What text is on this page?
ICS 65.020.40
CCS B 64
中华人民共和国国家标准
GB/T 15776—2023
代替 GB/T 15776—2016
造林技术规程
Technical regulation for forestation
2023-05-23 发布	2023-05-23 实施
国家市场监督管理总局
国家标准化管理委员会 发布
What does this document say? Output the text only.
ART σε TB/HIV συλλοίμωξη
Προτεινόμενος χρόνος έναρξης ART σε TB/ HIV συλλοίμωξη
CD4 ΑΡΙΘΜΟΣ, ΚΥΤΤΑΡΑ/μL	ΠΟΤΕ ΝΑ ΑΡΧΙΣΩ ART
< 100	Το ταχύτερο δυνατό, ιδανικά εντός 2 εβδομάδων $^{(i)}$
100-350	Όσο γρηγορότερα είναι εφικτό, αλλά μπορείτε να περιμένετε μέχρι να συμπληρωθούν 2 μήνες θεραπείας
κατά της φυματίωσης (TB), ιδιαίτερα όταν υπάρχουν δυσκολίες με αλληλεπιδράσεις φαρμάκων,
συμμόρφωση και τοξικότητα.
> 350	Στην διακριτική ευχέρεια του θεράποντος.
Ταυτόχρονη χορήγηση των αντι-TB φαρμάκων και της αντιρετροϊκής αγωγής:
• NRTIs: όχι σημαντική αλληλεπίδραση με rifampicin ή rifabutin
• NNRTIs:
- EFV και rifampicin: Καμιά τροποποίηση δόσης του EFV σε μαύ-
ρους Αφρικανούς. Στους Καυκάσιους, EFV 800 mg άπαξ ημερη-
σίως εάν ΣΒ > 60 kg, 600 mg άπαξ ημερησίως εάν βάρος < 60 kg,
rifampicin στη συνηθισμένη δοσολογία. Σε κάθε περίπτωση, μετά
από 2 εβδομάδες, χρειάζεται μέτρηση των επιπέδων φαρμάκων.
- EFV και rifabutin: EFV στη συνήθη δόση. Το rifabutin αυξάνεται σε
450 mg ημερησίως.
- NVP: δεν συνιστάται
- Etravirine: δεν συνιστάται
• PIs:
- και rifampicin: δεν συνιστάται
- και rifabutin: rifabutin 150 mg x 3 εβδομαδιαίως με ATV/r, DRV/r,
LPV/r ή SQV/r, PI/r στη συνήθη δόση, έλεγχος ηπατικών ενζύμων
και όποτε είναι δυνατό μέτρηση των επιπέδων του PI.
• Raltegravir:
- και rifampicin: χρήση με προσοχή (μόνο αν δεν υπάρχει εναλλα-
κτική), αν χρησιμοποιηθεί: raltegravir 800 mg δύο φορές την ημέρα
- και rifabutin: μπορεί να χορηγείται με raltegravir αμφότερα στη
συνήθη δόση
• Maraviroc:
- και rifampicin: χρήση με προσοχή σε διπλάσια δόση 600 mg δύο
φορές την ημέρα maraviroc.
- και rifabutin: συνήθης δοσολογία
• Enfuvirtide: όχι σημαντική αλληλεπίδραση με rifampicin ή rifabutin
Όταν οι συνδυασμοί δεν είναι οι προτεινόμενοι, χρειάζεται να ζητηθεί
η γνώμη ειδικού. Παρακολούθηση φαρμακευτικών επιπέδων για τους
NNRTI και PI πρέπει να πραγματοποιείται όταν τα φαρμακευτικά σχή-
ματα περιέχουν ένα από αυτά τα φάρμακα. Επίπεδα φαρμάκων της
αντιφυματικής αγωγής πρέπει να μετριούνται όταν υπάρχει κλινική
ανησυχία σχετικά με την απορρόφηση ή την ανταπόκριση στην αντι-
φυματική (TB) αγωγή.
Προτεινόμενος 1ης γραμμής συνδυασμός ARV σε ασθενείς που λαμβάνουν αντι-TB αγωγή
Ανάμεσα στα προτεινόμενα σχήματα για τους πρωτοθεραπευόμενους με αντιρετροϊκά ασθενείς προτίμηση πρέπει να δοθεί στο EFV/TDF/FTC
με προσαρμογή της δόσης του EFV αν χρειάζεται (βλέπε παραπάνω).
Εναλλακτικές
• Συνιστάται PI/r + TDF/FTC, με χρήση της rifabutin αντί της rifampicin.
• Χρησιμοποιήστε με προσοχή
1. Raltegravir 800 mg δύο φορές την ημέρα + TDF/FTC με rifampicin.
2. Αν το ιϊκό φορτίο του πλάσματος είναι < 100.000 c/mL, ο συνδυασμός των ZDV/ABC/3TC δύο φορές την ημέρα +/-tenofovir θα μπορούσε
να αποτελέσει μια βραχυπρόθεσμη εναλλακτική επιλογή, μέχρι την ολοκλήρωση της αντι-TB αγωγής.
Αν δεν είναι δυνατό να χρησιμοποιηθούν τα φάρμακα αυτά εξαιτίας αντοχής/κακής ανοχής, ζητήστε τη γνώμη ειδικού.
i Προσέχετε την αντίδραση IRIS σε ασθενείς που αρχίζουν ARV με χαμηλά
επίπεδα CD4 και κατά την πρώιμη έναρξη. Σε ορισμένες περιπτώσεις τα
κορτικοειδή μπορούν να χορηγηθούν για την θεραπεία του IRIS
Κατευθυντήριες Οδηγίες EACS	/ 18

* * * *

* **Set task**
Reproduce the entries above in full by retyping them exactly.

* **Correct result**
What text is on this page?
ICS 65.020.40
CCS B 64
中华人民共和国国家标准
GB/T 15776—2023
代替 GB/T 15776—2016
造林技术规程
Technical regulation for forestation
2023-05-23 发布	2023-05-23 实施
国家市场监督管理总局
国家标准化管理委员会 发布
What does this document say? Output the text only.
ART σε TB/HIV συλλοίμωξη
Προτεινόμενος χρόνος έναρξης ART σε TB/ HIV συλλοίμωξη
CD4 ΑΡΙΘΜΟΣ, ΚΥΤΤΑΡΑ/μL	ΠΟΤΕ ΝΑ ΑΡΧΙΣΩ ART
< 100	Το ταχύτερο δυνατό, ιδανικά εντός 2 εβδομάδων $^{(i)}$
100-350	Όσο γρηγορότερα είναι εφικτό, αλλά μπορείτε να περιμένετε μέχρι να συμπληρωθούν 2 μήνες θεραπείας
κατά της φυματίωσης (TB), ιδιαίτερα όταν υπάρχουν δυσκολίες με αλληλεπιδράσεις φαρμάκων,
συμμόρφωση και τοξικότητα.
> 350	Στην διακριτική ευχέρεια του θεράποντος.
Ταυτόχρονη χορήγηση των αντι-TB φαρμάκων και της αντιρετροϊκής αγωγής:
• NRTIs: όχι σημαντική αλληλεπίδραση με rifampicin ή rifabutin
• NNRTIs:
- EFV και rifampicin: Καμιά τροποποίηση δόσης του EFV σε μαύ-
ρους Αφρικανούς. Στους Καυκάσιους, EFV 800 mg άπαξ ημερη-
σίως εάν ΣΒ > 60 kg, 600 mg άπαξ ημερησίως εάν βάρος < 60 kg,
rifampicin στη συνηθισμένη δοσολογία. Σε κάθε περίπτωση, μετά
από 2 εβδομάδες, χρειάζεται μέτρηση των επιπέδων φαρμάκων.
- EFV και rifabutin: EFV στη συνήθη δόση. Το rifabutin αυξάνεται σε
450 mg ημερησίως.
- NVP: δεν συνιστάται
- Etravirine: δεν συνιστάται
• PIs:
- και rifampicin: δεν συνιστάται
- και rifabutin: rifabutin 150 mg x 3 εβδομαδιαίως με ATV/r, DRV/r,
LPV/r ή SQV/r, PI/r στη συνήθη δόση, έλεγχος ηπατικών ενζύμων
και όποτε είναι δυνατό μέτρηση των επιπέδων του PI.
• Raltegravir:
- και rifampicin: χρήση με προσοχή (μόνο αν δεν υπάρχει εναλλα-
κτική), αν χρησιμοποιηθεί: raltegravir 800 mg δύο φορές την ημέρα
- και rifabutin: μπορεί να χορηγείται με raltegravir αμφότερα στη
συνήθη δόση
• Maraviroc:
- και rifampicin: χρήση με προσοχή σε διπλάσια δόση 600 mg δύο
φορές την ημέρα maraviroc.
- και rifabutin: συνήθης δοσολογία
• Enfuvirtide: όχι σημαντική αλληλεπίδραση με rifampicin ή rifabutin
Όταν οι συνδυασμοί δεν είναι οι προτεινόμενοι, χρειάζεται να ζητηθεί
η γνώμη ειδικού. Παρακολούθηση φαρμακευτικών επιπέδων για τους
NNRTI και PI πρέπει να πραγματοποιείται όταν τα φαρμακευτικά σχή-
ματα περιέχουν ένα από αυτά τα φάρμακα. Επίπεδα φαρμάκων της
αντιφυματικής αγωγής πρέπει να μετριούνται όταν υπάρχει κλινική
ανησυχία σχετικά με την απορρόφηση ή την ανταπόκριση στην αντι-
φυματική (TB) αγωγή.
Προτεινόμενος 1ης γραμμής συνδυασμός ARV σε ασθενείς που λαμβάνουν αντι-TB αγωγή
Ανάμεσα στα προτεινόμενα σχήματα για τους πρωτοθεραπευόμενους με αντιρετροϊκά ασθενείς προτίμηση πρέπει να δοθεί στο EFV/TDF/FTC
με προσαρμογή της δόσης του EFV αν χρειάζεται (βλέπε παραπάνω).
Εναλλακτικές
• Συνιστάται PI/r + TDF/FTC, με χρήση της rifabutin αντί της rifampicin.
• Χρησιμοποιήστε με προσοχή
1. Raltegravir 800 mg δύο φορές την ημέρα + TDF/FTC με rifampicin.
2. Αν το ιϊκό φορτίο του πλάσματος είναι < 100.000 c/mL, ο συνδυασμός των ZDV/ABC/3TC δύο φορές την ημέρα +/-tenofovir θα μπορούσε
να αποτελέσει μια βραχυπρόθεσμη εναλλακτική επιλογή, μέχρι την ολοκλήρωση της αντι-TB αγωγής.
Αν δεν είναι δυνατό να χρησιμοποιηθούν τα φάρμακα αυτά εξαιτίας αντοχής/κακής ανοχής, ζητήστε τη γνώμη ειδικού.
i Προσέχετε την αντίδραση IRIS σε ασθενείς που αρχίζουν ARV με χαμηλά
επίπεδα CD4 και κατά την πρώιμη έναρξη. Σε ορισμένες περιπτώσεις τα
κορτικοειδή μπορούν να χορηγηθούν για την θεραπεία του IRIS
Κατευθυντήριες Οδηγίες EACS	/ 18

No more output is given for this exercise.